DATASET RECORDS below:
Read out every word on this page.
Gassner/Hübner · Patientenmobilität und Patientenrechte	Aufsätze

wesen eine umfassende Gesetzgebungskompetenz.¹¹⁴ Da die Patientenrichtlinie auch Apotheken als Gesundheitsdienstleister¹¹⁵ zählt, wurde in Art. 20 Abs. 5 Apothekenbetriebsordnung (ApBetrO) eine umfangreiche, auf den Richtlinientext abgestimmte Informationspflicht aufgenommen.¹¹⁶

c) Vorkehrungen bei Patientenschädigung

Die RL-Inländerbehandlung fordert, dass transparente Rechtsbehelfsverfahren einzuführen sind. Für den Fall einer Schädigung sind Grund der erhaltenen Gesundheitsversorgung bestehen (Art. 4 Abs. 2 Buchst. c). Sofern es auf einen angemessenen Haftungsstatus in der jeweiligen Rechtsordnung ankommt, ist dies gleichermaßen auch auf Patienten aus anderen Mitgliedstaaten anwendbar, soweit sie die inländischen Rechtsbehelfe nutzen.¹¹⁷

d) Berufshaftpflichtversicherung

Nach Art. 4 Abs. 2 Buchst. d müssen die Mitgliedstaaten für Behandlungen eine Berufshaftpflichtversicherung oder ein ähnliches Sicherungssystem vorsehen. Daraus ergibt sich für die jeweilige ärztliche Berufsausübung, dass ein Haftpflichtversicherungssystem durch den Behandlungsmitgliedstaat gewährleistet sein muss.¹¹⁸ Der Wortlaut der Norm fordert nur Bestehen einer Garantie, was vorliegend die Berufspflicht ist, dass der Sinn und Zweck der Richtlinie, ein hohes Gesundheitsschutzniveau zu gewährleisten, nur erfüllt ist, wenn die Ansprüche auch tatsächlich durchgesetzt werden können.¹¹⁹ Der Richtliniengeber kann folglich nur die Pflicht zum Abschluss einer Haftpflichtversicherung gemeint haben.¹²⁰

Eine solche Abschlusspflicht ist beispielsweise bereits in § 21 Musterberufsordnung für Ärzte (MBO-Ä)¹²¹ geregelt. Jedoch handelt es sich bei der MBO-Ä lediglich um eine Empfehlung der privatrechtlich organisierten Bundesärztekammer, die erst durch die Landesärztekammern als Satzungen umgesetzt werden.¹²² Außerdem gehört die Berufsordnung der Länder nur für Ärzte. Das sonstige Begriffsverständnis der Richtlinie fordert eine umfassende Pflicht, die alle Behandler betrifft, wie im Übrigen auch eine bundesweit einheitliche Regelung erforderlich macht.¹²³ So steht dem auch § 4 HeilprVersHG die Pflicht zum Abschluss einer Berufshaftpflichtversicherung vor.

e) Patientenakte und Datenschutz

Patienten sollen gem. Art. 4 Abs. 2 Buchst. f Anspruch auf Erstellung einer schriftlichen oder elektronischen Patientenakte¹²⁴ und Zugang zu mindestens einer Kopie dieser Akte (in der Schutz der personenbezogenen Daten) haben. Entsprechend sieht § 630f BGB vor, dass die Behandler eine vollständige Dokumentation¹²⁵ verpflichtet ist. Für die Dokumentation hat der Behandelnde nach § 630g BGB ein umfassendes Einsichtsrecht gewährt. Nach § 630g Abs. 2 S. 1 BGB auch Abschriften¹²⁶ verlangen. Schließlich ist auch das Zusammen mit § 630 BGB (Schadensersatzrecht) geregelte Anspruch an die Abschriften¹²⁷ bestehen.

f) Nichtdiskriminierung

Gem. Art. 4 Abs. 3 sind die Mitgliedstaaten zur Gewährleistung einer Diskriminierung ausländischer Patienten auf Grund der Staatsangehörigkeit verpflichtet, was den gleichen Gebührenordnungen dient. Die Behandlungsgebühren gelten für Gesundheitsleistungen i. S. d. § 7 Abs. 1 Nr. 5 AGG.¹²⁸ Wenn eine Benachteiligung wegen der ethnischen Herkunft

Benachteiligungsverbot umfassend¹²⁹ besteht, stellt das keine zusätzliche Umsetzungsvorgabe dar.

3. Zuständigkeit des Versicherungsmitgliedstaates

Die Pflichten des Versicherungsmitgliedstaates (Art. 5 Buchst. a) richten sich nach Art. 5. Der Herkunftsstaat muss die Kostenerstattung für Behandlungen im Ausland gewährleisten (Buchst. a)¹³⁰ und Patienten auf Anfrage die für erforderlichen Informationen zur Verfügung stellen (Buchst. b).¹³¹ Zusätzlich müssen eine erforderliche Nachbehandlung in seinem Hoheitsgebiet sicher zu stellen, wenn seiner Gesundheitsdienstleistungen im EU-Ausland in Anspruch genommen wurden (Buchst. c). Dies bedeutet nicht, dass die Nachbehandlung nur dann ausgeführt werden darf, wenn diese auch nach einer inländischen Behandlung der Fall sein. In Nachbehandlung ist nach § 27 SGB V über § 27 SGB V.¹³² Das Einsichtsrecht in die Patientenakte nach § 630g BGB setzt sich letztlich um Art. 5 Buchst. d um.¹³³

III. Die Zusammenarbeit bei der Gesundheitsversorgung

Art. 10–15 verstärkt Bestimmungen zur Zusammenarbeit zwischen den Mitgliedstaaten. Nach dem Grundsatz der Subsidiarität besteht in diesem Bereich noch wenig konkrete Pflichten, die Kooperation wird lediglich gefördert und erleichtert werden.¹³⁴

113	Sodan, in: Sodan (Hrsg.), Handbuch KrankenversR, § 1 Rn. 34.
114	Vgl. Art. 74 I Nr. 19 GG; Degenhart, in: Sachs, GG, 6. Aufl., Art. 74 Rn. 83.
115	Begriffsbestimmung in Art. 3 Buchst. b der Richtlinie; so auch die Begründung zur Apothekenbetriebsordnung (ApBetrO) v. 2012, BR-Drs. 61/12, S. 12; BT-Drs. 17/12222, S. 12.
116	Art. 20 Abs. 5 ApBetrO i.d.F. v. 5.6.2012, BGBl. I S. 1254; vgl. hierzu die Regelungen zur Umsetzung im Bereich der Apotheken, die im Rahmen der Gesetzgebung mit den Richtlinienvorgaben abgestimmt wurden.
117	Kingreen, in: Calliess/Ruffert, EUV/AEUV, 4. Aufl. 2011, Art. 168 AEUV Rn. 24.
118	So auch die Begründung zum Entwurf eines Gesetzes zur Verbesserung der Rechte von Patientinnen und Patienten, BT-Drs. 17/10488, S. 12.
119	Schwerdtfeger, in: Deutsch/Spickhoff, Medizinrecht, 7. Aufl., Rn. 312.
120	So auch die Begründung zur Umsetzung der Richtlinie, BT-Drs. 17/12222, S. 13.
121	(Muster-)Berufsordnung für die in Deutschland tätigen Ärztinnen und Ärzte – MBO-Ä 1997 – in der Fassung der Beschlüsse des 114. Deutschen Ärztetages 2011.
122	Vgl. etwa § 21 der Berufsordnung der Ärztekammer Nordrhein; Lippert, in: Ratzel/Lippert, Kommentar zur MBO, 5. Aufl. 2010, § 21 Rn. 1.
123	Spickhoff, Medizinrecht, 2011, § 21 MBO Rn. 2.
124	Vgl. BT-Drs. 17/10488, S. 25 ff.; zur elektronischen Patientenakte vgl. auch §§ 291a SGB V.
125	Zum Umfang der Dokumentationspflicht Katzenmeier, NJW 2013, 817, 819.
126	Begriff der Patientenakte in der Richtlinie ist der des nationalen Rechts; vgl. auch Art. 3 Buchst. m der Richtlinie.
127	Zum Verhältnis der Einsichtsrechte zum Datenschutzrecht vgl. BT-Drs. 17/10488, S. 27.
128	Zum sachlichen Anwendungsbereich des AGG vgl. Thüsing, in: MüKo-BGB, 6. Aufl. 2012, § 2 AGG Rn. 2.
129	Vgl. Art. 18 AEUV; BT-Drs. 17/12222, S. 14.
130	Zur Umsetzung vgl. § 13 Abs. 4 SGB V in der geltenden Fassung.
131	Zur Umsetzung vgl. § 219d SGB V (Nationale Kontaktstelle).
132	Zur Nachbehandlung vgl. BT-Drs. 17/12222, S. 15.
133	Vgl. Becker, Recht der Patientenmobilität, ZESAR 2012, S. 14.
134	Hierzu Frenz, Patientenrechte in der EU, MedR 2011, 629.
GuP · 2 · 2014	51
End of DATASET RECORDS.
Work through the data above and give the number of lines in which "Fassung" appears; add nothing else.

EXERCISE OUTPUT →
2